[Given exercise] Every line of the listing must be reproduced as it stands. Leave the images behind.

[Stored items]
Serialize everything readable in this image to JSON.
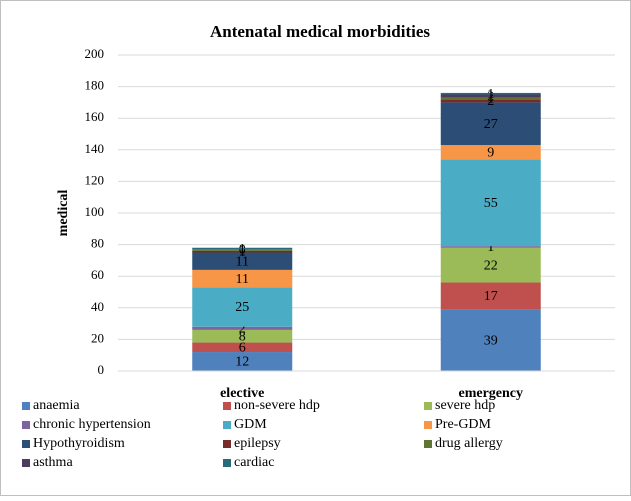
{
  "chart_data": {
    "type": "stacked_bar",
    "title": "Antenatal medical morbidities",
    "y_label": "medical",
    "categories": [
      "elective",
      "emergency"
    ],
    "series": [
      {
        "name": "anaemia",
        "color": "#4f81bd",
        "values": [
          12,
          39
        ]
      },
      {
        "name": "non-severe hdp",
        "color": "#c0504d",
        "values": [
          6,
          17
        ]
      },
      {
        "name": "severe hdp",
        "color": "#9bbb59",
        "values": [
          8,
          22
        ]
      },
      {
        "name": "chronic hypertension",
        "color": "#8064a2",
        "values": [
          2,
          1
        ]
      },
      {
        "name": "GDM",
        "color": "#4bacc6",
        "values": [
          25,
          55
        ]
      },
      {
        "name": "Pre-GDM",
        "color": "#f79646",
        "values": [
          11,
          9
        ]
      },
      {
        "name": "Hypothyroidism",
        "color": "#2c4d75",
        "values": [
          11,
          27
        ]
      },
      {
        "name": "epilepsy",
        "color": "#772c2a",
        "values": [
          1,
          2
        ]
      },
      {
        "name": "drug allergy",
        "color": "#5f7530",
        "values": [
          1,
          1
        ]
      },
      {
        "name": "asthma",
        "color": "#4d3b62",
        "values": [
          0,
          2
        ]
      },
      {
        "name": "cardiac",
        "color": "#276a7c",
        "values": [
          1,
          1
        ]
      }
    ],
    "ylim": [
      0,
      200
    ],
    "yticks": [
      0,
      20,
      40,
      60,
      80,
      100,
      120,
      140,
      160,
      180,
      200
    ],
    "grid": true,
    "legend": "bottom"
  }
}
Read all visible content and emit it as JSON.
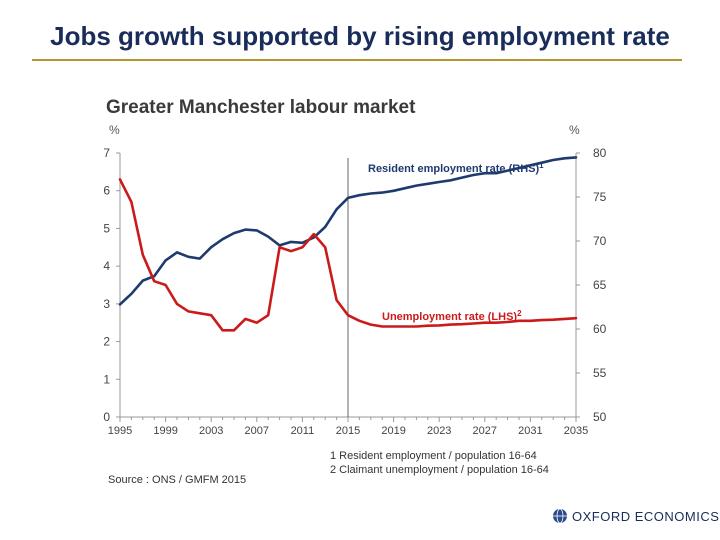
{
  "slide_title": "Jobs growth supported by rising employment rate",
  "brand": "OXFORD ECONOMICS",
  "chart_data": {
    "type": "line",
    "title": "Greater Manchester labour market",
    "left_axis_unit": "%",
    "right_axis_unit": "%",
    "left_ylim": [
      0,
      7
    ],
    "right_ylim": [
      50,
      80
    ],
    "left_ticks": [
      "0",
      "1",
      "2",
      "3",
      "4",
      "5",
      "6",
      "7"
    ],
    "right_ticks": [
      "50",
      "55",
      "60",
      "65",
      "70",
      "75",
      "80"
    ],
    "x_range": [
      1995,
      2035
    ],
    "x_ticks": [
      "1995",
      "1999",
      "2003",
      "2007",
      "2011",
      "2015",
      "2019",
      "2023",
      "2027",
      "2031",
      "2035"
    ],
    "forecast_divider_x": 2015,
    "series": [
      {
        "name": "Resident employment rate (RHS)",
        "name_superscript": "1",
        "axis": "right",
        "color": "#1f3a6e",
        "x": [
          1995,
          1996,
          1997,
          1998,
          1999,
          2000,
          2001,
          2002,
          2003,
          2004,
          2005,
          2006,
          2007,
          2008,
          2009,
          2010,
          2011,
          2012,
          2013,
          2014,
          2015,
          2016,
          2017,
          2018,
          2019,
          2020,
          2021,
          2022,
          2023,
          2024,
          2025,
          2026,
          2027,
          2028,
          2029,
          2030,
          2031,
          2032,
          2033,
          2034,
          2035
        ],
        "y": [
          62.8,
          64.0,
          65.5,
          66.0,
          67.8,
          68.7,
          68.2,
          68.0,
          69.3,
          70.2,
          70.9,
          71.3,
          71.2,
          70.5,
          69.5,
          69.9,
          69.8,
          70.4,
          71.6,
          73.6,
          74.9,
          75.2,
          75.4,
          75.5,
          75.7,
          76.0,
          76.3,
          76.5,
          76.7,
          76.9,
          77.2,
          77.5,
          77.7,
          77.7,
          78.0,
          78.3,
          78.6,
          78.9,
          79.2,
          79.4,
          79.5
        ]
      },
      {
        "name": "Unemployment rate (LHS)",
        "name_superscript": "2",
        "axis": "left",
        "color": "#cc1a1a",
        "x": [
          1995,
          1996,
          1997,
          1998,
          1999,
          2000,
          2001,
          2002,
          2003,
          2004,
          2005,
          2006,
          2007,
          2008,
          2009,
          2010,
          2011,
          2012,
          2013,
          2014,
          2015,
          2016,
          2017,
          2018,
          2019,
          2020,
          2021,
          2022,
          2023,
          2024,
          2025,
          2026,
          2027,
          2028,
          2029,
          2030,
          2031,
          2032,
          2033,
          2034,
          2035
        ],
        "y": [
          6.3,
          5.7,
          4.3,
          3.6,
          3.5,
          3.0,
          2.8,
          2.75,
          2.7,
          2.3,
          2.3,
          2.6,
          2.5,
          2.7,
          4.5,
          4.4,
          4.5,
          4.85,
          4.5,
          3.1,
          2.7,
          2.55,
          2.45,
          2.4,
          2.4,
          2.4,
          2.4,
          2.42,
          2.43,
          2.45,
          2.46,
          2.48,
          2.5,
          2.5,
          2.52,
          2.55,
          2.55,
          2.57,
          2.58,
          2.6,
          2.62
        ]
      }
    ],
    "footnotes": [
      "1 Resident employment / population 16-64",
      "2 Claimant unemployment / population 16-64"
    ],
    "source": "Source : ONS / GMFM 2015"
  }
}
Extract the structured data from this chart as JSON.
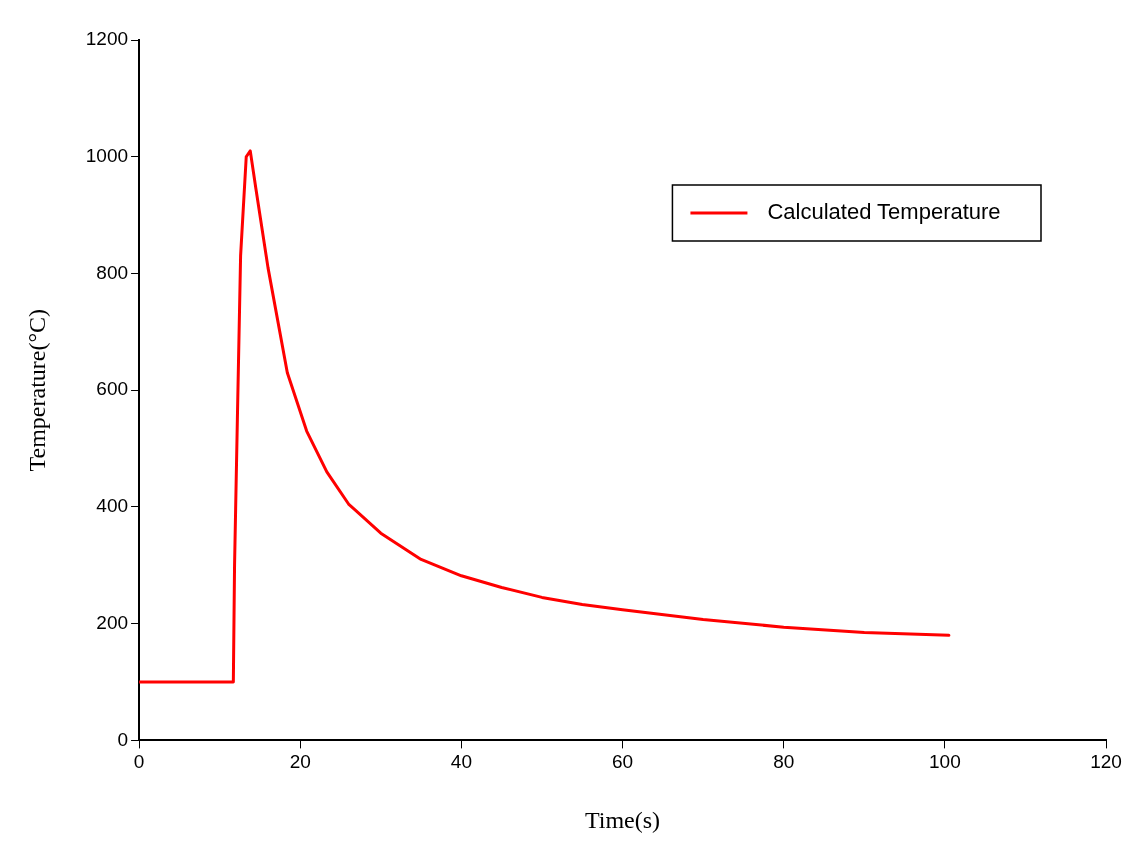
{
  "chart_data": {
    "type": "line",
    "xlabel": "Time(s)",
    "ylabel": "Temperature(°C)",
    "xlim": [
      0,
      120
    ],
    "xticks": [
      0,
      20,
      40,
      60,
      80,
      100,
      120
    ],
    "ylim": [
      0,
      1200
    ],
    "yticks": [
      0,
      200,
      400,
      600,
      800,
      1000,
      1200
    ],
    "grid": false,
    "legend": "top right",
    "marker": "none",
    "line_style": "solid",
    "series": [
      {
        "name": "Calculated Temperature",
        "color": "#ff0000",
        "x": [
          0,
          11.7,
          11.85,
          12.2,
          12.6,
          13.3,
          13.8,
          14.5,
          16,
          18.4,
          20.8,
          23.3,
          26,
          30,
          35,
          40,
          45,
          50,
          55,
          60,
          70,
          80,
          90,
          100.5
        ],
        "values": [
          100,
          100,
          300,
          550,
          830,
          1000,
          1010,
          945,
          810,
          630,
          530,
          460,
          405,
          355,
          310,
          282,
          262,
          245,
          233,
          224,
          207,
          194,
          185,
          180
        ]
      }
    ]
  }
}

[Task output]
Serialize everything readable in this image to JSON.
{
  "chart_data": {
    "type": "stacked_bar",
    "title": "Antenatal medical morbidities",
    "y_label": "medical",
    "categories": [
      "elective",
      "emergency"
    ],
    "series": [
      {
        "name": "anaemia",
        "color": "#4f81bd",
        "values": [
          12,
          39
        ]
      },
      {
        "name": "non-severe hdp",
        "color": "#c0504d",
        "values": [
          6,
          17
        ]
      },
      {
        "name": "severe hdp",
        "color": "#9bbb59",
        "values": [
          8,
          22
        ]
      },
      {
        "name": "chronic hypertension",
        "color": "#8064a2",
        "values": [
          2,
          1
        ]
      },
      {
        "name": "GDM",
        "color": "#4bacc6",
        "values": [
          25,
          55
        ]
      },
      {
        "name": "Pre-GDM",
        "color": "#f79646",
        "values": [
          11,
          9
        ]
      },
      {
        "name": "Hypothyroidism",
        "color": "#2c4d75",
        "values": [
          11,
          27
        ]
      },
      {
        "name": "epilepsy",
        "color": "#772c2a",
        "values": [
          1,
          2
        ]
      },
      {
        "name": "drug allergy",
        "color": "#5f7530",
        "values": [
          1,
          1
        ]
      },
      {
        "name": "asthma",
        "color": "#4d3b62",
        "values": [
          0,
          2
        ]
      },
      {
        "name": "cardiac",
        "color": "#276a7c",
        "values": [
          1,
          1
        ]
      }
    ],
    "ylim": [
      0,
      200
    ],
    "yticks": [
      0,
      20,
      40,
      60,
      80,
      100,
      120,
      140,
      160,
      180,
      200
    ],
    "grid": true,
    "legend": "bottom"
  }
}
Read all visible content and emit it as JSON.
{
  "slide_title": "Jobs growth supported by rising employment rate",
  "brand": "OXFORD ECONOMICS",
  "chart_data": {
    "type": "line",
    "title": "Greater Manchester labour market",
    "left_axis_unit": "%",
    "right_axis_unit": "%",
    "left_ylim": [
      0,
      7
    ],
    "right_ylim": [
      50,
      80
    ],
    "left_ticks": [
      "0",
      "1",
      "2",
      "3",
      "4",
      "5",
      "6",
      "7"
    ],
    "right_ticks": [
      "50",
      "55",
      "60",
      "65",
      "70",
      "75",
      "80"
    ],
    "x_range": [
      1995,
      2035
    ],
    "x_ticks": [
      "1995",
      "1999",
      "2003",
      "2007",
      "2011",
      "2015",
      "2019",
      "2023",
      "2027",
      "2031",
      "2035"
    ],
    "forecast_divider_x": 2015,
    "series": [
      {
        "name": "Resident employment rate (RHS)",
        "name_superscript": "1",
        "axis": "right",
        "color": "#1f3a6e",
        "x": [
          1995,
          1996,
          1997,
          1998,
          1999,
          2000,
          2001,
          2002,
          2003,
          2004,
          2005,
          2006,
          2007,
          2008,
          2009,
          2010,
          2011,
          2012,
          2013,
          2014,
          2015,
          2016,
          2017,
          2018,
          2019,
          2020,
          2021,
          2022,
          2023,
          2024,
          2025,
          2026,
          2027,
          2028,
          2029,
          2030,
          2031,
          2032,
          2033,
          2034,
          2035
        ],
        "y": [
          62.8,
          64.0,
          65.5,
          66.0,
          67.8,
          68.7,
          68.2,
          68.0,
          69.3,
          70.2,
          70.9,
          71.3,
          71.2,
          70.5,
          69.5,
          69.9,
          69.8,
          70.4,
          71.6,
          73.6,
          74.9,
          75.2,
          75.4,
          75.5,
          75.7,
          76.0,
          76.3,
          76.5,
          76.7,
          76.9,
          77.2,
          77.5,
          77.7,
          77.7,
          78.0,
          78.3,
          78.6,
          78.9,
          79.2,
          79.4,
          79.5
        ]
      },
      {
        "name": "Unemployment rate (LHS)",
        "name_superscript": "2",
        "axis": "left",
        "color": "#cc1a1a",
        "x": [
          1995,
          1996,
          1997,
          1998,
          1999,
          2000,
          2001,
          2002,
          2003,
          2004,
          2005,
          2006,
          2007,
          2008,
          2009,
          2010,
          2011,
          2012,
          2013,
          2014,
          2015,
          2016,
          2017,
          2018,
          2019,
          2020,
          2021,
          2022,
          2023,
          2024,
          2025,
          2026,
          2027,
          2028,
          2029,
          2030,
          2031,
          2032,
          2033,
          2034,
          2035
        ],
        "y": [
          6.3,
          5.7,
          4.3,
          3.6,
          3.5,
          3.0,
          2.8,
          2.75,
          2.7,
          2.3,
          2.3,
          2.6,
          2.5,
          2.7,
          4.5,
          4.4,
          4.5,
          4.85,
          4.5,
          3.1,
          2.7,
          2.55,
          2.45,
          2.4,
          2.4,
          2.4,
          2.4,
          2.42,
          2.43,
          2.45,
          2.46,
          2.48,
          2.5,
          2.5,
          2.52,
          2.55,
          2.55,
          2.57,
          2.58,
          2.6,
          2.62
        ]
      }
    ],
    "footnotes": [
      "1 Resident employment / population 16-64",
      "2 Claimant unemployment / population 16-64"
    ],
    "source": "Source : ONS / GMFM 2015"
  }
}
Extract the structured data from this chart as JSON.
{
  "chart_data": {
    "type": "line",
    "xlabel": "Time(s)",
    "ylabel": "Temperature(°C)",
    "xlim": [
      0,
      120
    ],
    "xticks": [
      0,
      20,
      40,
      60,
      80,
      100,
      120
    ],
    "ylim": [
      0,
      1200
    ],
    "yticks": [
      0,
      200,
      400,
      600,
      800,
      1000,
      1200
    ],
    "grid": false,
    "legend": "top right",
    "marker": "none",
    "line_style": "solid",
    "series": [
      {
        "name": "Calculated Temperature",
        "color": "#ff0000",
        "x": [
          0,
          11.7,
          11.85,
          12.2,
          12.6,
          13.3,
          13.8,
          14.5,
          16,
          18.4,
          20.8,
          23.3,
          26,
          30,
          35,
          40,
          45,
          50,
          55,
          60,
          70,
          80,
          90,
          100.5
        ],
        "values": [
          100,
          100,
          300,
          550,
          830,
          1000,
          1010,
          945,
          810,
          630,
          530,
          460,
          405,
          355,
          310,
          282,
          262,
          245,
          233,
          224,
          207,
          194,
          185,
          180
        ]
      }
    ]
  }
}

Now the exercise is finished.